◆ Exercise inputs ◆
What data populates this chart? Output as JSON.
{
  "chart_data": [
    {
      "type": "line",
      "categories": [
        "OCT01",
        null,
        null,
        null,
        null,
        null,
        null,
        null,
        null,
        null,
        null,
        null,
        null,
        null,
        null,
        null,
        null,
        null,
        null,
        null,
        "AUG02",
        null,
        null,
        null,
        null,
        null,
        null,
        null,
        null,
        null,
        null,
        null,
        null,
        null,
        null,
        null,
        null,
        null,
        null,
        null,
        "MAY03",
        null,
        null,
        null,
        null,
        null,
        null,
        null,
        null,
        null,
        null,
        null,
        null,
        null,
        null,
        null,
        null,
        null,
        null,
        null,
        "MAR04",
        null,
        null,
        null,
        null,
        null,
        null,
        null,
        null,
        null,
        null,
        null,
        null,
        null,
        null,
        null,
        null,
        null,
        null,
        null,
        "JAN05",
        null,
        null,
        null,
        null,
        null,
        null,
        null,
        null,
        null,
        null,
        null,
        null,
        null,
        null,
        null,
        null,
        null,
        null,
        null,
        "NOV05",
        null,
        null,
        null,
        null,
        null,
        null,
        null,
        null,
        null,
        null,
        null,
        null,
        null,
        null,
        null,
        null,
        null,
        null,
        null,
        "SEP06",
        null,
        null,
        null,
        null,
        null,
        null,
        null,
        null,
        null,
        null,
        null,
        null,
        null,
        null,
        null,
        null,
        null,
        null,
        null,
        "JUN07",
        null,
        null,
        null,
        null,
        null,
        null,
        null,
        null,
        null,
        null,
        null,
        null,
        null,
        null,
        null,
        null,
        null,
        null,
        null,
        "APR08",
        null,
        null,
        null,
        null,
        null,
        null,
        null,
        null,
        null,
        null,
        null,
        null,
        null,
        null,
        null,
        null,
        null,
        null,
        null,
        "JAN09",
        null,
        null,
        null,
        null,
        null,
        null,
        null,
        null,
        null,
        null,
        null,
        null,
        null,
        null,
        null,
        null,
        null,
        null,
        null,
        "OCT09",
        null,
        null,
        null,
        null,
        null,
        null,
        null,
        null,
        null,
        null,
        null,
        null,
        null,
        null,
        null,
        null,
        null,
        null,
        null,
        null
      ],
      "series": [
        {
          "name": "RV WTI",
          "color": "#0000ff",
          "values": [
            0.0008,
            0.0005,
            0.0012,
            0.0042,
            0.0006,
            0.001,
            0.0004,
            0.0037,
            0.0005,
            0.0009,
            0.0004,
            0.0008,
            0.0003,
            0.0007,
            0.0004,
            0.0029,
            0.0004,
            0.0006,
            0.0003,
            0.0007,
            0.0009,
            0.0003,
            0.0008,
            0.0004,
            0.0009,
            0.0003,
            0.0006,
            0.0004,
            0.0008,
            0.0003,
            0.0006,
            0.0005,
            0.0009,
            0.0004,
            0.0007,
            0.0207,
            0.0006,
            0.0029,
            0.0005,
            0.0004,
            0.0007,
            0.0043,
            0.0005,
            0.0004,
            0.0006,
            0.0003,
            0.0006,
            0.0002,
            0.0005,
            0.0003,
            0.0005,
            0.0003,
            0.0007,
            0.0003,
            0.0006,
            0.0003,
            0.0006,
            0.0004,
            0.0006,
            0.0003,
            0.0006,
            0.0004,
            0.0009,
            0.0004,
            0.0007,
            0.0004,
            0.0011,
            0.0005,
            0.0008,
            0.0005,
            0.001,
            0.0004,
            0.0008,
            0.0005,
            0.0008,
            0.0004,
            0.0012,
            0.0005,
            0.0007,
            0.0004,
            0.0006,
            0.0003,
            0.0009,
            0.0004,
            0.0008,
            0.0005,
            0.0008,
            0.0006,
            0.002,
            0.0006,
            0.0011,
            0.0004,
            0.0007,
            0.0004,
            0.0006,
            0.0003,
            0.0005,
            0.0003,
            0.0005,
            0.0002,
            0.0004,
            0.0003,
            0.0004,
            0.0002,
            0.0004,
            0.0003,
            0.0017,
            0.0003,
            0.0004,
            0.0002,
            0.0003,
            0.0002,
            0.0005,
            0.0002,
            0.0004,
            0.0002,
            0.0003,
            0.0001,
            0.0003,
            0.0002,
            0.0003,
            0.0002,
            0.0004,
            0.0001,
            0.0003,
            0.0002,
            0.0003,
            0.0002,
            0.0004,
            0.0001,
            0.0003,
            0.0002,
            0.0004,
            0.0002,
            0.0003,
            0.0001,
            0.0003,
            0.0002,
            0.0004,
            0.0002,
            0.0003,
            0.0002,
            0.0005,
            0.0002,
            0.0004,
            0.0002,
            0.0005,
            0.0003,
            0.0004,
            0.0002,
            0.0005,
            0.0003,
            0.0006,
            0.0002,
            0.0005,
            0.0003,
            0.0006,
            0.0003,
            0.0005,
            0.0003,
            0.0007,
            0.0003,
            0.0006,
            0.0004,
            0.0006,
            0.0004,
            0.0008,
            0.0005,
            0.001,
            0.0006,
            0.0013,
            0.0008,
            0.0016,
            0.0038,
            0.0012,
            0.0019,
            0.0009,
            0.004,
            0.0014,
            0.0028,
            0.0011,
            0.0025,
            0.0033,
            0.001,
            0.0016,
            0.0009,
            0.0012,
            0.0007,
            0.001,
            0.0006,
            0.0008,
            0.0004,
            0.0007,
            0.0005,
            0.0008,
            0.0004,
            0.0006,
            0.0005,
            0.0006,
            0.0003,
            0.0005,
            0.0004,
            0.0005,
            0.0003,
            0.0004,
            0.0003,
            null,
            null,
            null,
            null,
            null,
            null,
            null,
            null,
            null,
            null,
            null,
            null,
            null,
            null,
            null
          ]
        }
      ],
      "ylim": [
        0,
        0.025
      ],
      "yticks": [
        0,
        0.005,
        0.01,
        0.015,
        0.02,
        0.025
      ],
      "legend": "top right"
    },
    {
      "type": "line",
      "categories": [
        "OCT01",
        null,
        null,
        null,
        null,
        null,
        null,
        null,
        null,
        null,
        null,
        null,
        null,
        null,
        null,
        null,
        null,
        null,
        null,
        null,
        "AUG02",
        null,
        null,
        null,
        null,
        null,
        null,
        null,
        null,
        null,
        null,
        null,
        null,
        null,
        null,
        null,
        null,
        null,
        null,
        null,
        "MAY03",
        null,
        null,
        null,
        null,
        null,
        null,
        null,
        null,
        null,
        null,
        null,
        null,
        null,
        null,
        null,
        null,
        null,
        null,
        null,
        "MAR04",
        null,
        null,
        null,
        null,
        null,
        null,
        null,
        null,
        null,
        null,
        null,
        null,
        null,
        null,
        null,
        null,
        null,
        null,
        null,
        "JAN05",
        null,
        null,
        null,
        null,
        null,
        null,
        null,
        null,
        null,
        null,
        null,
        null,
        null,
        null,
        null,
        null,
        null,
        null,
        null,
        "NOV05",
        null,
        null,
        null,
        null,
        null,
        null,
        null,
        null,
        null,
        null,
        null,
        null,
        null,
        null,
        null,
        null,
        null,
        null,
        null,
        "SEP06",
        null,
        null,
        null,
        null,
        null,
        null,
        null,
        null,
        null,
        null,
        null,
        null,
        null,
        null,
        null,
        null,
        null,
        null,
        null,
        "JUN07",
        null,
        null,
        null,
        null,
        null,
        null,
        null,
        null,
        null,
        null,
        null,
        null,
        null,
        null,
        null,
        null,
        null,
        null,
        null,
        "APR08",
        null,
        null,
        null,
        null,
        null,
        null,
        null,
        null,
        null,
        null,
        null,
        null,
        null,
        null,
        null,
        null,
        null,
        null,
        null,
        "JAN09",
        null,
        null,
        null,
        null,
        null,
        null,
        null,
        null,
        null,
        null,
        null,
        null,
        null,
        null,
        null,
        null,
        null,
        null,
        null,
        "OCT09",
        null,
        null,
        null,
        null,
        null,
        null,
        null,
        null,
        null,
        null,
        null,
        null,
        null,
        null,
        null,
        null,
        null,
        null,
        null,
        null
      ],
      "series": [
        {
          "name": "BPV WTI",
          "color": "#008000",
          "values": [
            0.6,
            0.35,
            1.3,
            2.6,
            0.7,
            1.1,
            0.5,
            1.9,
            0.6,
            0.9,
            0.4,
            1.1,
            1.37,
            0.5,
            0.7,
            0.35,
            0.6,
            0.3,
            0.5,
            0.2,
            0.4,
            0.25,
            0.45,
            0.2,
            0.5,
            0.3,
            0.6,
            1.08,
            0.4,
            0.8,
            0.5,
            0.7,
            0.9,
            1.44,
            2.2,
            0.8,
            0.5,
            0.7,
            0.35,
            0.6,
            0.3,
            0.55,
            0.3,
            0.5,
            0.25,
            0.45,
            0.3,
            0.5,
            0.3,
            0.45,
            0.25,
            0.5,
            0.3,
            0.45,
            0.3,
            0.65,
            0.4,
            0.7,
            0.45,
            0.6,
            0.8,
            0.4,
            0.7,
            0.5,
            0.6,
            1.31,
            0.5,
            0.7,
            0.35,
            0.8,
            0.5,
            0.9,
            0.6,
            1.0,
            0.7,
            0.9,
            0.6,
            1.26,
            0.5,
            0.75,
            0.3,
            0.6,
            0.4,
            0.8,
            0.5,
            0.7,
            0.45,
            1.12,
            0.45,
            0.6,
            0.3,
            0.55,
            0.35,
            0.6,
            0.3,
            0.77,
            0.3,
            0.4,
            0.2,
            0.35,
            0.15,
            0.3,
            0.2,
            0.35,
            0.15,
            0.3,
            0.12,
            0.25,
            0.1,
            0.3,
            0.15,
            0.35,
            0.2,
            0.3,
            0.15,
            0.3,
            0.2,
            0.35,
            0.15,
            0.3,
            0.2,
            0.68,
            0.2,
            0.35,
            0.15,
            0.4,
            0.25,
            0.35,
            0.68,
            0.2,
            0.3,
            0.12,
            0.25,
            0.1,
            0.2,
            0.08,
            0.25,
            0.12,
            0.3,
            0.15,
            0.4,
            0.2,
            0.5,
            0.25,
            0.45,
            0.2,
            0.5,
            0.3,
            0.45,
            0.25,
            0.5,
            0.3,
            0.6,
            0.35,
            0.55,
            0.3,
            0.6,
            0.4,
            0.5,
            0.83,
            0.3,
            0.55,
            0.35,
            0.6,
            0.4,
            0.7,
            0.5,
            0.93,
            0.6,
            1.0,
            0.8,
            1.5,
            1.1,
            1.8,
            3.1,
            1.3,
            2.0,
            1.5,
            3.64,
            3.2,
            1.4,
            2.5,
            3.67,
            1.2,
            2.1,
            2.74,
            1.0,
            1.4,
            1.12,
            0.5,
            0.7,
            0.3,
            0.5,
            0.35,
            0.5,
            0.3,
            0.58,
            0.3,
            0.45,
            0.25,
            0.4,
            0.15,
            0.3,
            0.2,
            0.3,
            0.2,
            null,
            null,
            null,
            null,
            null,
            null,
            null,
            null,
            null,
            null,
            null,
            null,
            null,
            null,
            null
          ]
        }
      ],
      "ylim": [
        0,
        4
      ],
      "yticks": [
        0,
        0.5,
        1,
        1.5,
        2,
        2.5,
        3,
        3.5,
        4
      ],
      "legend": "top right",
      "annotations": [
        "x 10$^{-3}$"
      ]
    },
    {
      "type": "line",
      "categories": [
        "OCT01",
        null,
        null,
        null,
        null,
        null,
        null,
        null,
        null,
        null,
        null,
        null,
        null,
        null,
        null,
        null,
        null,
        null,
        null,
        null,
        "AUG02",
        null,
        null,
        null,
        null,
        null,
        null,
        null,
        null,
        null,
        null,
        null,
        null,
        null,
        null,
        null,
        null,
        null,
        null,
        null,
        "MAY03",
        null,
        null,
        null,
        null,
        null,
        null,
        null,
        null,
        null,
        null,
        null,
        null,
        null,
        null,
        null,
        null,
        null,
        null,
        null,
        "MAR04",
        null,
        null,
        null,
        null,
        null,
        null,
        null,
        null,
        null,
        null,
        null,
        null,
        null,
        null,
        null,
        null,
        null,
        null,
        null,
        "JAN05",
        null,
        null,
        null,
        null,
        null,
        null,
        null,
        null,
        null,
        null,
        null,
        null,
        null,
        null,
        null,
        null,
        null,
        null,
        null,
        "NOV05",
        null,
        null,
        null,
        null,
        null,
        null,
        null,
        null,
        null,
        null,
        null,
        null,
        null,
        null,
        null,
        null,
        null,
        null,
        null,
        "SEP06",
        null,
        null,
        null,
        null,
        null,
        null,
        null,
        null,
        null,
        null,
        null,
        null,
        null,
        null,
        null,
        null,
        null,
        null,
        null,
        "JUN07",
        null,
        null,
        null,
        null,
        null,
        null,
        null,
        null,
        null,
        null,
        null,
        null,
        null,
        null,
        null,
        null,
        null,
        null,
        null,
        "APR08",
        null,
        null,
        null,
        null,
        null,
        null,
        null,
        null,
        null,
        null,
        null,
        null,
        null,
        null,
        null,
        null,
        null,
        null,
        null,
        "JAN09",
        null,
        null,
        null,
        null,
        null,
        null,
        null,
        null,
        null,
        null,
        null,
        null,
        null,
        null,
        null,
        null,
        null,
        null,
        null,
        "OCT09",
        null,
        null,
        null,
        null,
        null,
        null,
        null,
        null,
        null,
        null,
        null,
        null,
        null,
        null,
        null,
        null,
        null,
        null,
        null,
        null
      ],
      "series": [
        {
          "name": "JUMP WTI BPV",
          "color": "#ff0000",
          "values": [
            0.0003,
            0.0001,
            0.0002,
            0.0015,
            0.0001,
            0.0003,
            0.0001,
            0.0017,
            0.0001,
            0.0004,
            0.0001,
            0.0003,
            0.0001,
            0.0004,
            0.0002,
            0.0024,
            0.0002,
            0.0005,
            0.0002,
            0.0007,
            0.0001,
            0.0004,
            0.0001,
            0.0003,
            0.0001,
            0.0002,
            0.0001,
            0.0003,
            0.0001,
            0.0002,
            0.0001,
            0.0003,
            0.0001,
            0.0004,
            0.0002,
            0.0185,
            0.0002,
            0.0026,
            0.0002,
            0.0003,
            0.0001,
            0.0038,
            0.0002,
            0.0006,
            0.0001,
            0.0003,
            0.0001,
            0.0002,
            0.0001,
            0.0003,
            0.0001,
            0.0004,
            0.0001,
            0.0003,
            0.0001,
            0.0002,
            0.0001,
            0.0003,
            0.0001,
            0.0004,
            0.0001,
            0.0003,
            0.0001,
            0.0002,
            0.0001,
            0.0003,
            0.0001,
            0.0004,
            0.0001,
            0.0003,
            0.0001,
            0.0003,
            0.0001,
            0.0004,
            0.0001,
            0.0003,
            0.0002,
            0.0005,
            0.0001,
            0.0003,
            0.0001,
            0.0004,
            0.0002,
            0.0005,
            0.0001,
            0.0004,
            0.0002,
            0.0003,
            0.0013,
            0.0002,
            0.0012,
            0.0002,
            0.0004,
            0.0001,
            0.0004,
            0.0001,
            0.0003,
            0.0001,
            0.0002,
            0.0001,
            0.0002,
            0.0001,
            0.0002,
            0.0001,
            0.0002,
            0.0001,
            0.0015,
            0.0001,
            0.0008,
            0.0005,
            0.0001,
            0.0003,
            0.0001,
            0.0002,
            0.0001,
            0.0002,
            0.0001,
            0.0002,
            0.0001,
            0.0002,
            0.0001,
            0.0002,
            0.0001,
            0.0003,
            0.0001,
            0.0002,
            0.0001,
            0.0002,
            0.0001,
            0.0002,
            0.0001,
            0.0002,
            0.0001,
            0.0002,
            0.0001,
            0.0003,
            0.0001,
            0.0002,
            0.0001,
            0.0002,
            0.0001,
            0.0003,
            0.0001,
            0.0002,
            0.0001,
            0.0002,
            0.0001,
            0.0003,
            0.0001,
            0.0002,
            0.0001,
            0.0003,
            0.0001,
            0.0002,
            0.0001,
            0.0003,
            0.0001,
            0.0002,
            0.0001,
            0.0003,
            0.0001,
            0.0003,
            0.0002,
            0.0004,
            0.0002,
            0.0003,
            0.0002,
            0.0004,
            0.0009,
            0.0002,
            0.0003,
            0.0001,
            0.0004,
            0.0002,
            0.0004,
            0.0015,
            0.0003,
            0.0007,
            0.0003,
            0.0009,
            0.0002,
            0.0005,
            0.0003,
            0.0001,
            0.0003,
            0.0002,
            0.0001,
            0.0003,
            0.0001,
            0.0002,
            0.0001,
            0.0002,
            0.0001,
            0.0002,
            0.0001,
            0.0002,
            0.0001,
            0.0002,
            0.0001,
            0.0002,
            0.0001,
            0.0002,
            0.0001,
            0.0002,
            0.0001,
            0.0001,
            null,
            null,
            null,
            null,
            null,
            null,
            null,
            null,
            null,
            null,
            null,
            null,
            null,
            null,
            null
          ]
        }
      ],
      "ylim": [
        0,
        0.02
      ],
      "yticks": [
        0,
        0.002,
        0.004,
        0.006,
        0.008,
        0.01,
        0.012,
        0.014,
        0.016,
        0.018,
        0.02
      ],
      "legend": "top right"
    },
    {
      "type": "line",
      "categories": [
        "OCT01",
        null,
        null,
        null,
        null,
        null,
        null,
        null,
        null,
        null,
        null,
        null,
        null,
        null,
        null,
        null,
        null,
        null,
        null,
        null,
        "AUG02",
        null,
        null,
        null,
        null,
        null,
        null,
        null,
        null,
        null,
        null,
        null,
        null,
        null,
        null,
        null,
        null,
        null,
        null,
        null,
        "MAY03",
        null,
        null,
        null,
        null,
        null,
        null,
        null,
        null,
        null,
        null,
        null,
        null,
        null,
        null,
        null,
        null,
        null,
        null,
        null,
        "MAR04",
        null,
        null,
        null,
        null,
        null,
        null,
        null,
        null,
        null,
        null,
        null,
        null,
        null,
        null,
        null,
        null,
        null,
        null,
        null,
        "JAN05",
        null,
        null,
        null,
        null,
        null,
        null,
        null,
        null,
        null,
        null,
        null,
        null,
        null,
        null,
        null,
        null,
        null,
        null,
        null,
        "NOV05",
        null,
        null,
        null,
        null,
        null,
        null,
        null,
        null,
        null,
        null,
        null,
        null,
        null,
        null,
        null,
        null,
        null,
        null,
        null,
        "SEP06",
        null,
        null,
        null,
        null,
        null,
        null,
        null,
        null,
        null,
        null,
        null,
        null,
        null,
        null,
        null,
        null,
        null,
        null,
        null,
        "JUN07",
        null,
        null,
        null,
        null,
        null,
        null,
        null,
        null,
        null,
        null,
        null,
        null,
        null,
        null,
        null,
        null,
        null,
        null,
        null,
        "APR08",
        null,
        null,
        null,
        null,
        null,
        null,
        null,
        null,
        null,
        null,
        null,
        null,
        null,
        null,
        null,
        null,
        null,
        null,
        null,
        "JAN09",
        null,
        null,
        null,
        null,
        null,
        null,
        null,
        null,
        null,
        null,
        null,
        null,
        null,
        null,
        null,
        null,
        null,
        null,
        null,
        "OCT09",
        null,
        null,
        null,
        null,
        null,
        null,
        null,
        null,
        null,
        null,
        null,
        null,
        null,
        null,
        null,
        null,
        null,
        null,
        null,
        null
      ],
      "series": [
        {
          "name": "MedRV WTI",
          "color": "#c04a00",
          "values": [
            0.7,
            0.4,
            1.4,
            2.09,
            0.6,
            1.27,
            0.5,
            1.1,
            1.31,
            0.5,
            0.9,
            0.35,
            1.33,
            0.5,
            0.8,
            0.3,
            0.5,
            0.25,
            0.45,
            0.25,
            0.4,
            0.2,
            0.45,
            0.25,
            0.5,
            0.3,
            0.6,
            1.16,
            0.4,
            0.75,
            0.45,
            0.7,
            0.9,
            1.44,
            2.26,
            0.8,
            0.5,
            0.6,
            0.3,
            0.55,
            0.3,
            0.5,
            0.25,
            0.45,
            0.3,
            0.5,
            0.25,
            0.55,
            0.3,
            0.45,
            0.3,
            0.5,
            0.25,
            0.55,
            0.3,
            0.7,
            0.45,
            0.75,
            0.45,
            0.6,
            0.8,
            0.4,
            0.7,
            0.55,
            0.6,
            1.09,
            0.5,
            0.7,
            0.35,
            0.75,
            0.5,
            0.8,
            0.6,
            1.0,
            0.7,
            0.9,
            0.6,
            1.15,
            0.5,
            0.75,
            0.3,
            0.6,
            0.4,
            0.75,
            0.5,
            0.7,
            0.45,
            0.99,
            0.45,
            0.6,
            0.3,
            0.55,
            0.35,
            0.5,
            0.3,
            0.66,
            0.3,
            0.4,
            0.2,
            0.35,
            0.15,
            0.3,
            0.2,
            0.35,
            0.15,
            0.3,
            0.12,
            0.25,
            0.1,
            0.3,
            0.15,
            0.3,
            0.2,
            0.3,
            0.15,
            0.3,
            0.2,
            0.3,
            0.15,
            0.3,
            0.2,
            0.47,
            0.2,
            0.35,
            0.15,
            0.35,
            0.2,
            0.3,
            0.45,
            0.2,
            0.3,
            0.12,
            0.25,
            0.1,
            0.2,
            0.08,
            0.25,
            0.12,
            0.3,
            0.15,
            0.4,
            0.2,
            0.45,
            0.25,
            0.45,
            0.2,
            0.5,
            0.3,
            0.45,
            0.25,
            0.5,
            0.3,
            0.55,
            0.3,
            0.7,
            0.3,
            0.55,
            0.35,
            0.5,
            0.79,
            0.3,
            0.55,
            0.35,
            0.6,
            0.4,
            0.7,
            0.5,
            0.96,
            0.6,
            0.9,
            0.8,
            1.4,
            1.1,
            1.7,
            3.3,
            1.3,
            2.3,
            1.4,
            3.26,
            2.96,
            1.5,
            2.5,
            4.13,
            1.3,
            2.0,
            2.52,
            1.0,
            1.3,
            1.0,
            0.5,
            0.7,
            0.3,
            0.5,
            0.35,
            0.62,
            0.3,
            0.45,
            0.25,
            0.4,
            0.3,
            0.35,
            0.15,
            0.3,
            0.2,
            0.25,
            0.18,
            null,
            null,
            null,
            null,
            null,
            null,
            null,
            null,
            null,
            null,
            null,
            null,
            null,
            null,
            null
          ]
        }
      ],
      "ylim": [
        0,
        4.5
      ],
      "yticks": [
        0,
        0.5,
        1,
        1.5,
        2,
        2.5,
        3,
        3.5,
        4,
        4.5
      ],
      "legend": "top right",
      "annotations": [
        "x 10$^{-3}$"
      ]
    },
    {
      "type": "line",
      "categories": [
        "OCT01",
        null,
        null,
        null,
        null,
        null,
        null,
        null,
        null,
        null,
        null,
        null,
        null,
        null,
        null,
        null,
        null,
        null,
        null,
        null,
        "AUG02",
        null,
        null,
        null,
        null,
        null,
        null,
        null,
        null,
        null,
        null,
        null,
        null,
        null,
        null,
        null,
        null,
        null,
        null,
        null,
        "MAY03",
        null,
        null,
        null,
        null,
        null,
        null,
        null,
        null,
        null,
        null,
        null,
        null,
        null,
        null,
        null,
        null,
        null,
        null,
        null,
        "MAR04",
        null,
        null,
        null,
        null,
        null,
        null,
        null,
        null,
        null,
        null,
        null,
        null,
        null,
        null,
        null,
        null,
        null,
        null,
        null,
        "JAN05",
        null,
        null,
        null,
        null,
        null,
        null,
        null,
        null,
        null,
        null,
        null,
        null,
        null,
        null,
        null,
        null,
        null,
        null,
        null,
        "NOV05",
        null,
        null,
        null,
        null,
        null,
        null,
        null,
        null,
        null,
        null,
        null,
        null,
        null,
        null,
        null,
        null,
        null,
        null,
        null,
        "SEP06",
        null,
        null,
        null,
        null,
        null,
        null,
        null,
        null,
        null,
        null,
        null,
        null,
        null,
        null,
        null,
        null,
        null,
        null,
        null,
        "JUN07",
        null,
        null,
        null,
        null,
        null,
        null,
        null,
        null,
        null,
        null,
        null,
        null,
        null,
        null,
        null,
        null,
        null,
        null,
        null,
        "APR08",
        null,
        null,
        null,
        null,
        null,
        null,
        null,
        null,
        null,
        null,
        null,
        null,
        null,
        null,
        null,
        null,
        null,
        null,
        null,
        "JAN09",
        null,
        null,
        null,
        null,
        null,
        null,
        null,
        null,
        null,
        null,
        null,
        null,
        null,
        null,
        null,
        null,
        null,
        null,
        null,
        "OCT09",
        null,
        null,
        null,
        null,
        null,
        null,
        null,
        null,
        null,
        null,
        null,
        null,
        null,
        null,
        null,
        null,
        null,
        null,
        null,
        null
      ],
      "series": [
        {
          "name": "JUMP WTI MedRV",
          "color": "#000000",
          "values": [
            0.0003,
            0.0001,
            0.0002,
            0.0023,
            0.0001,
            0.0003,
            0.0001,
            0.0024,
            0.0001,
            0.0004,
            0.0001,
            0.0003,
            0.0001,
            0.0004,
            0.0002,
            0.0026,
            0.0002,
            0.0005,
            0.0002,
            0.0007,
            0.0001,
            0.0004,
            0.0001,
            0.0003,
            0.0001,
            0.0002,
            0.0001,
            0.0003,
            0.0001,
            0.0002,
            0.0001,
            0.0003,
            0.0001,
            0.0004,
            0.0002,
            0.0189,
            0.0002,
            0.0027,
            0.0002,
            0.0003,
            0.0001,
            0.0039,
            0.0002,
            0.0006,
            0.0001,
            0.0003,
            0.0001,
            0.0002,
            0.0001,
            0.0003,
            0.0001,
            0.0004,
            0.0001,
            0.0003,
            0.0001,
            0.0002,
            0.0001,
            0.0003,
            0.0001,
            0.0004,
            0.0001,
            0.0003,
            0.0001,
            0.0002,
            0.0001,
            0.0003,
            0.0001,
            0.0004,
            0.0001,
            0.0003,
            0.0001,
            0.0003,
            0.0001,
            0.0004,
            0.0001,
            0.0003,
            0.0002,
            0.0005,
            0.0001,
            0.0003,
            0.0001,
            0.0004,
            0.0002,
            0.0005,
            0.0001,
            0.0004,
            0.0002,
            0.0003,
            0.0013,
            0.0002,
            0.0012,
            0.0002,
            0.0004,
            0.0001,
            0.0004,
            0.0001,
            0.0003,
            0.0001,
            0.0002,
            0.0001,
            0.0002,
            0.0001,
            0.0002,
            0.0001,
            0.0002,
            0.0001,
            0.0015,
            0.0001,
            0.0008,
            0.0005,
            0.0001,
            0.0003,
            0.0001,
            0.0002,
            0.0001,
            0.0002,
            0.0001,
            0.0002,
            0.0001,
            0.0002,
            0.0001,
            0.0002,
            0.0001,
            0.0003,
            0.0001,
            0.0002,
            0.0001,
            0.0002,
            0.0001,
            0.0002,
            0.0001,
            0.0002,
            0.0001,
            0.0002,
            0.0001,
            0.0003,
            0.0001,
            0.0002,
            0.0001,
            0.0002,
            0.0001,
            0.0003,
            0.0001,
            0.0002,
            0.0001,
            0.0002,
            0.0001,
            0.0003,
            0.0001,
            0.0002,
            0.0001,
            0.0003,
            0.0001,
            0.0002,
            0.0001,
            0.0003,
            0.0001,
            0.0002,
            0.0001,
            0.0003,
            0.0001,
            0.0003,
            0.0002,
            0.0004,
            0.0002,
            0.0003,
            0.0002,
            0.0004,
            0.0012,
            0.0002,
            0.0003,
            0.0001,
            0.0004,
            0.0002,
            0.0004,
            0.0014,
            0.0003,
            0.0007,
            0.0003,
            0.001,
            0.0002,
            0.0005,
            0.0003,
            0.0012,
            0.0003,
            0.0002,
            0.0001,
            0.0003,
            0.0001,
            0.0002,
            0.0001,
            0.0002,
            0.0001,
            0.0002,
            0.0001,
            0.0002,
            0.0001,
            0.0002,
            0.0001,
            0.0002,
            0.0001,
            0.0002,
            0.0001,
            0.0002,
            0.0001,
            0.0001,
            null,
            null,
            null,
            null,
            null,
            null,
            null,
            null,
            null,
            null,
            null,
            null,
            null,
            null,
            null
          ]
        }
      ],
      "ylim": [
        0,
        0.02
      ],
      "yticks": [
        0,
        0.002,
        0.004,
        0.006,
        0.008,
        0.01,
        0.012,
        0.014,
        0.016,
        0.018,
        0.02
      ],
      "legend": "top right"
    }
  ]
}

◆ Problem statement ◆
Copy each line of the records above that carries the word "name".

◆ In response ◆
          "name": "RV WTI",
          "name": "BPV WTI",
          "name": "JUMP WTI BPV",
          "name": "MedRV WTI",
          "name": "JUMP WTI MedRV",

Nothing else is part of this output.